> **Given instruction**: Type out the records that follow, exactly as given.

> **Dataset excerpts**:
──────
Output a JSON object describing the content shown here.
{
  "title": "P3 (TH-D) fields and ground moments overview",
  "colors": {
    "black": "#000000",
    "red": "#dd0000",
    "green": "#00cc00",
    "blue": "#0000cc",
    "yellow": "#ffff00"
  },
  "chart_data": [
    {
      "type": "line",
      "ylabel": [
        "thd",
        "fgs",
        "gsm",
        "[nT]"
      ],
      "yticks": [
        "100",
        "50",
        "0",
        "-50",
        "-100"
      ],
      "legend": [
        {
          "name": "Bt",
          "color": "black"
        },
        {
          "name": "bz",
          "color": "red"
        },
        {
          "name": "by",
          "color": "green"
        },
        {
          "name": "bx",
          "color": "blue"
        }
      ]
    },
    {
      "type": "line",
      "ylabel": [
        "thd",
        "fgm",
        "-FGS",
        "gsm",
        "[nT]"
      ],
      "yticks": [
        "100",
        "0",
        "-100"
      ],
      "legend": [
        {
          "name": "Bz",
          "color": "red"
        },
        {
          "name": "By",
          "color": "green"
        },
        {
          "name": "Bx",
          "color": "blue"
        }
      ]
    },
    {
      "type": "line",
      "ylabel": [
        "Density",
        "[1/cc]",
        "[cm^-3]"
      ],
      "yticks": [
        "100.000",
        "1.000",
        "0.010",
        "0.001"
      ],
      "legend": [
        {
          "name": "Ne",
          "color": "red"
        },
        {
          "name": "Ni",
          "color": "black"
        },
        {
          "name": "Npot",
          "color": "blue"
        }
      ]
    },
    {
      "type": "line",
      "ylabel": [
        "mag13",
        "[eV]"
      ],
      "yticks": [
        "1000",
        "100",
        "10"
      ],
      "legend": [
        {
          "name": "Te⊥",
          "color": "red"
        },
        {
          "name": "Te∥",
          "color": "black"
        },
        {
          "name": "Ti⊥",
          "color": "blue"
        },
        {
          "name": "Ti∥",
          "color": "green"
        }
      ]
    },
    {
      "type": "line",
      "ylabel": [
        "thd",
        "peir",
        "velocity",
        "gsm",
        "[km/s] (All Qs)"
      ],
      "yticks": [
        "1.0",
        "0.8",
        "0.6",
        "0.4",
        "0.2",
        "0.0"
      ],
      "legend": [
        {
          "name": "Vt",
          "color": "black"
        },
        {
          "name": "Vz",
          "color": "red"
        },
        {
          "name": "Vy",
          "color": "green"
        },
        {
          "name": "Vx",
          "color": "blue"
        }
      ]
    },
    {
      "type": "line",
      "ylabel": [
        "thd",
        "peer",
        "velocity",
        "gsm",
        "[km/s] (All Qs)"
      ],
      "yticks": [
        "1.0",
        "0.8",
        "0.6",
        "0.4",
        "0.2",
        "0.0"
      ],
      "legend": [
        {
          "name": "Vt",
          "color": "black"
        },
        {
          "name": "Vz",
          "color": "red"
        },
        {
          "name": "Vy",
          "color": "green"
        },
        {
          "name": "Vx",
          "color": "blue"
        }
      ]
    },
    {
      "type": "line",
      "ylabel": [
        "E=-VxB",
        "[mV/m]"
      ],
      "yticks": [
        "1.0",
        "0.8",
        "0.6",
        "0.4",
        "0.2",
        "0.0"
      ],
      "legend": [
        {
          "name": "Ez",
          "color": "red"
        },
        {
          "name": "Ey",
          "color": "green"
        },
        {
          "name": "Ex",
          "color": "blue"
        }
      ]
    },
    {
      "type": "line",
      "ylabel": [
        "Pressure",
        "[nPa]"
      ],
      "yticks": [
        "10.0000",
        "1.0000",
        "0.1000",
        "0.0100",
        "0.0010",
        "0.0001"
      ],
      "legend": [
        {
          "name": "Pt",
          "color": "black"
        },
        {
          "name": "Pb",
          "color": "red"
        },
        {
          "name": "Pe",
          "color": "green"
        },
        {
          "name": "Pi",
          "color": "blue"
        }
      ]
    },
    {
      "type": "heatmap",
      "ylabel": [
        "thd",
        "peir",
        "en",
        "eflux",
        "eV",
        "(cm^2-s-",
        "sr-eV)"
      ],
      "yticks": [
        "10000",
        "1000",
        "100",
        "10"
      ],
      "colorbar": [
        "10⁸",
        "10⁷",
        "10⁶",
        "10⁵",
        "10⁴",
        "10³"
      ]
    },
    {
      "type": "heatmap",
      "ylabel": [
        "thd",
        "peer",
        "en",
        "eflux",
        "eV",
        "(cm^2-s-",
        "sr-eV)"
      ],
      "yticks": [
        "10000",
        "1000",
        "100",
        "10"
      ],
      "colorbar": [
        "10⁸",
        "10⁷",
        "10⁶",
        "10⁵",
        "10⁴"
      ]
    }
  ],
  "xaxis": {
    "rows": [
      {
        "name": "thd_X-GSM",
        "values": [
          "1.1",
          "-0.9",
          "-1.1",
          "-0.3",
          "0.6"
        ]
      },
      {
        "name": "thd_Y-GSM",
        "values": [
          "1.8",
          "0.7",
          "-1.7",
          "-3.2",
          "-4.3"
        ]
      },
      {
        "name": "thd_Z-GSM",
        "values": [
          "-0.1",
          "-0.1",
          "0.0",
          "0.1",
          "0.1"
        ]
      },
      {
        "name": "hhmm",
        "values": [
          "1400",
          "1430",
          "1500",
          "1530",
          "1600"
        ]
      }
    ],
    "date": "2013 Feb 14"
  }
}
──────
> **Result below**:
Output a JSON object describing the content shown here.
{
  "title": "P3 (TH-D) fields and ground moments overview",
  "colors": {
    "black": "#000000",
    "red": "#dd0000",
    "green": "#00cc00",
    "blue": "#0000cc",
    "yellow": "#ffff00"
  },
  "chart_data": [
    {
      "type": "line",
      "ylabel": [
        "thd",
        "fgs",
        "gsm",
        "[nT]"
      ],
      "yticks": [
        "100",
        "50",
        "0",
        "-50",
        "-100"
      ],
      "legend": [
        {
          "name": "Bt",
          "color": "black"
        },
        {
          "name": "bz",
          "color": "red"
        },
        {
          "name": "by",
          "color": "green"
        },
        {
          "name": "bx",
          "color": "blue"
        }
      ]
    },
    {
      "type": "line",
      "ylabel": [
        "thd",
        "fgm",
        "-FGS",
        "gsm",
        "[nT]"
      ],
      "yticks": [
        "100",
        "0",
        "-100"
      ],
      "legend": [
        {
          "name": "Bz",
          "color": "red"
        },
        {
          "name": "By",
          "color": "green"
        },
        {
          "name": "Bx",
          "color": "blue"
        }
      ]
    },
    {
      "type": "line",
      "ylabel": [
        "Density",
        "[1/cc]",
        "[cm^-3]"
      ],
      "yticks": [
        "100.000",
        "1.000",
        "0.010",
        "0.001"
      ],
      "legend": [
        {
          "name": "Ne",
          "color": "red"
        },
        {
          "name": "Ni",
          "color": "black"
        },
        {
          "name": "Npot",
          "color": "blue"
        }
      ]
    },
    {
      "type": "line",
      "ylabel": [
        "mag13",
        "[eV]"
      ],
      "yticks": [
        "1000",
        "100",
        "10"
      ],
      "legend": [
        {
          "name": "Te⊥",
          "color": "red"
        },
        {
          "name": "Te∥",
          "color": "black"
        },
        {
          "name": "Ti⊥",
          "color": "blue"
        },
        {
          "name": "Ti∥",
          "color": "green"
        }
      ]
    },
    {
      "type": "line",
      "ylabel": [
        "thd",
        "peir",
        "velocity",
        "gsm",
        "[km/s] (All Qs)"
      ],
      "yticks": [
        "1.0",
        "0.8",
        "0.6",
        "0.4",
        "0.2",
        "0.0"
      ],
      "legend": [
        {
          "name": "Vt",
          "color": "black"
        },
        {
          "name": "Vz",
          "color": "red"
        },
        {
          "name": "Vy",
          "color": "green"
        },
        {
          "name": "Vx",
          "color": "blue"
        }
      ]
    },
    {
      "type": "line",
      "ylabel": [
        "thd",
        "peer",
        "velocity",
        "gsm",
        "[km/s] (All Qs)"
      ],
      "yticks": [
        "1.0",
        "0.8",
        "0.6",
        "0.4",
        "0.2",
        "0.0"
      ],
      "legend": [
        {
          "name": "Vt",
          "color": "black"
        },
        {
          "name": "Vz",
          "color": "red"
        },
        {
          "name": "Vy",
          "color": "green"
        },
        {
          "name": "Vx",
          "color": "blue"
        }
      ]
    },
    {
      "type": "line",
      "ylabel": [
        "E=-VxB",
        "[mV/m]"
      ],
      "yticks": [
        "1.0",
        "0.8",
        "0.6",
        "0.4",
        "0.2",
        "0.0"
      ],
      "legend": [
        {
          "name": "Ez",
          "color": "red"
        },
        {
          "name": "Ey",
          "color": "green"
        },
        {
          "name": "Ex",
          "color": "blue"
        }
      ]
    },
    {
      "type": "line",
      "ylabel": [
        "Pressure",
        "[nPa]"
      ],
      "yticks": [
        "10.0000",
        "1.0000",
        "0.1000",
        "0.0100",
        "0.0010",
        "0.0001"
      ],
      "legend": [
        {
          "name": "Pt",
          "color": "black"
        },
        {
          "name": "Pb",
          "color": "red"
        },
        {
          "name": "Pe",
          "color": "green"
        },
        {
          "name": "Pi",
          "color": "blue"
        }
      ]
    },
    {
      "type": "heatmap",
      "ylabel": [
        "thd",
        "peir",
        "en",
        "eflux",
        "eV",
        "(cm^2-s-",
        "sr-eV)"
      ],
      "yticks": [
        "10000",
        "1000",
        "100",
        "10"
      ],
      "colorbar": [
        "10⁸",
        "10⁷",
        "10⁶",
        "10⁵",
        "10⁴",
        "10³"
      ]
    },
    {
      "type": "heatmap",
      "ylabel": [
        "thd",
        "peer",
        "en",
        "eflux",
        "eV",
        "(cm^2-s-",
        "sr-eV)"
      ],
      "yticks": [
        "10000",
        "1000",
        "100",
        "10"
      ],
      "colorbar": [
        "10⁸",
        "10⁷",
        "10⁶",
        "10⁵",
        "10⁴"
      ]
    }
  ],
  "xaxis": {
    "rows": [
      {
        "name": "thd_X-GSM",
        "values": [
          "1.1",
          "-0.9",
          "-1.1",
          "-0.3",
          "0.6"
        ]
      },
      {
        "name": "thd_Y-GSM",
        "values": [
          "1.8",
          "0.7",
          "-1.7",
          "-3.2",
          "-4.3"
        ]
      },
      {
        "name": "thd_Z-GSM",
        "values": [
          "-0.1",
          "-0.1",
          "0.0",
          "0.1",
          "0.1"
        ]
      },
      {
        "name": "hhmm",
        "values": [
          "1400",
          "1430",
          "1500",
          "1530",
          "1600"
        ]
      }
    ],
    "date": "2013 Feb 14"
  }
}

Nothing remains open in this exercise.